[Figure collection entries]
§ §
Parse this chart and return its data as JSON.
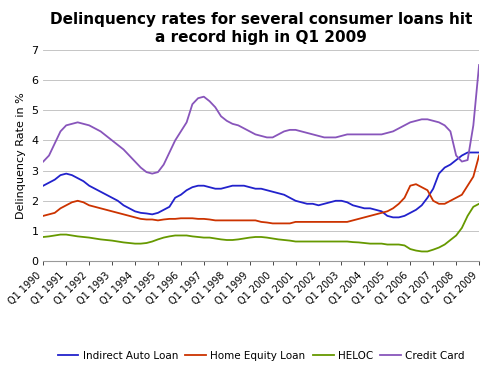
{
  "title": "Delinquency rates for several consumer loans hit\na record high in Q1 2009",
  "ylabel": "Delinquency Rate in %",
  "ylim": [
    0,
    7
  ],
  "yticks": [
    0,
    1,
    2,
    3,
    4,
    5,
    6,
    7
  ],
  "n_quarters": 77,
  "start_year": 1990,
  "indirect_auto": [
    2.5,
    2.6,
    2.7,
    2.85,
    2.9,
    2.85,
    2.75,
    2.65,
    2.5,
    2.4,
    2.3,
    2.2,
    2.1,
    2.0,
    1.85,
    1.75,
    1.65,
    1.6,
    1.58,
    1.55,
    1.6,
    1.7,
    1.8,
    2.1,
    2.2,
    2.35,
    2.45,
    2.5,
    2.5,
    2.45,
    2.4,
    2.4,
    2.45,
    2.5,
    2.5,
    2.5,
    2.45,
    2.4,
    2.4,
    2.35,
    2.3,
    2.25,
    2.2,
    2.1,
    2.0,
    1.95,
    1.9,
    1.9,
    1.85,
    1.9,
    1.95,
    2.0,
    2.0,
    1.95,
    1.85,
    1.8,
    1.75,
    1.75,
    1.7,
    1.65,
    1.5,
    1.45,
    1.45,
    1.5,
    1.6,
    1.7,
    1.85,
    2.1,
    2.4,
    2.9,
    3.1,
    3.2,
    3.35,
    3.5,
    3.6,
    3.6,
    3.6
  ],
  "home_equity": [
    1.5,
    1.55,
    1.6,
    1.75,
    1.85,
    1.95,
    2.0,
    1.95,
    1.85,
    1.8,
    1.75,
    1.7,
    1.65,
    1.6,
    1.55,
    1.5,
    1.45,
    1.4,
    1.38,
    1.38,
    1.35,
    1.38,
    1.4,
    1.4,
    1.42,
    1.42,
    1.42,
    1.4,
    1.4,
    1.38,
    1.35,
    1.35,
    1.35,
    1.35,
    1.35,
    1.35,
    1.35,
    1.35,
    1.3,
    1.28,
    1.25,
    1.25,
    1.25,
    1.25,
    1.3,
    1.3,
    1.3,
    1.3,
    1.3,
    1.3,
    1.3,
    1.3,
    1.3,
    1.3,
    1.35,
    1.4,
    1.45,
    1.5,
    1.55,
    1.6,
    1.65,
    1.75,
    1.9,
    2.1,
    2.5,
    2.55,
    2.45,
    2.35,
    2.0,
    1.9,
    1.9,
    2.0,
    2.1,
    2.2,
    2.5,
    2.8,
    3.5
  ],
  "heloc": [
    0.8,
    0.82,
    0.85,
    0.88,
    0.88,
    0.85,
    0.82,
    0.8,
    0.78,
    0.75,
    0.72,
    0.7,
    0.68,
    0.65,
    0.62,
    0.6,
    0.58,
    0.58,
    0.6,
    0.65,
    0.72,
    0.78,
    0.82,
    0.85,
    0.85,
    0.85,
    0.82,
    0.8,
    0.78,
    0.78,
    0.75,
    0.72,
    0.7,
    0.7,
    0.72,
    0.75,
    0.78,
    0.8,
    0.8,
    0.78,
    0.75,
    0.72,
    0.7,
    0.68,
    0.65,
    0.65,
    0.65,
    0.65,
    0.65,
    0.65,
    0.65,
    0.65,
    0.65,
    0.65,
    0.63,
    0.62,
    0.6,
    0.58,
    0.58,
    0.58,
    0.55,
    0.55,
    0.55,
    0.52,
    0.4,
    0.35,
    0.32,
    0.32,
    0.38,
    0.45,
    0.55,
    0.7,
    0.85,
    1.1,
    1.5,
    1.8,
    1.9
  ],
  "credit_card": [
    3.3,
    3.5,
    3.9,
    4.3,
    4.5,
    4.55,
    4.6,
    4.55,
    4.5,
    4.4,
    4.3,
    4.15,
    4.0,
    3.85,
    3.7,
    3.5,
    3.3,
    3.1,
    2.95,
    2.9,
    2.95,
    3.2,
    3.6,
    4.0,
    4.3,
    4.6,
    5.2,
    5.4,
    5.45,
    5.3,
    5.1,
    4.8,
    4.65,
    4.55,
    4.5,
    4.4,
    4.3,
    4.2,
    4.15,
    4.1,
    4.1,
    4.2,
    4.3,
    4.35,
    4.35,
    4.3,
    4.25,
    4.2,
    4.15,
    4.1,
    4.1,
    4.1,
    4.15,
    4.2,
    4.2,
    4.2,
    4.2,
    4.2,
    4.2,
    4.2,
    4.25,
    4.3,
    4.4,
    4.5,
    4.6,
    4.65,
    4.7,
    4.7,
    4.65,
    4.6,
    4.5,
    4.3,
    3.5,
    3.3,
    3.35,
    4.5,
    6.5
  ],
  "colors": {
    "indirect_auto": "#2222cc",
    "home_equity": "#cc3300",
    "heloc": "#669900",
    "credit_card": "#8855bb"
  },
  "legend_labels": [
    "Indirect Auto Loan",
    "Home Equity Loan",
    "HELOC",
    "Credit Card"
  ],
  "background_color": "#ffffff",
  "grid_color": "#bbbbbb",
  "title_fontsize": 11,
  "axis_label_fontsize": 8,
  "tick_fontsize": 7
}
§ §
Goal: Out of the preceding entries, pull every line containing the string "Delinquency".

The answer:
  "title": "Delinquency rates for several consumer loans hit\na record high in Q1 2009",
  "ylabel": "Delinquency Rate in %",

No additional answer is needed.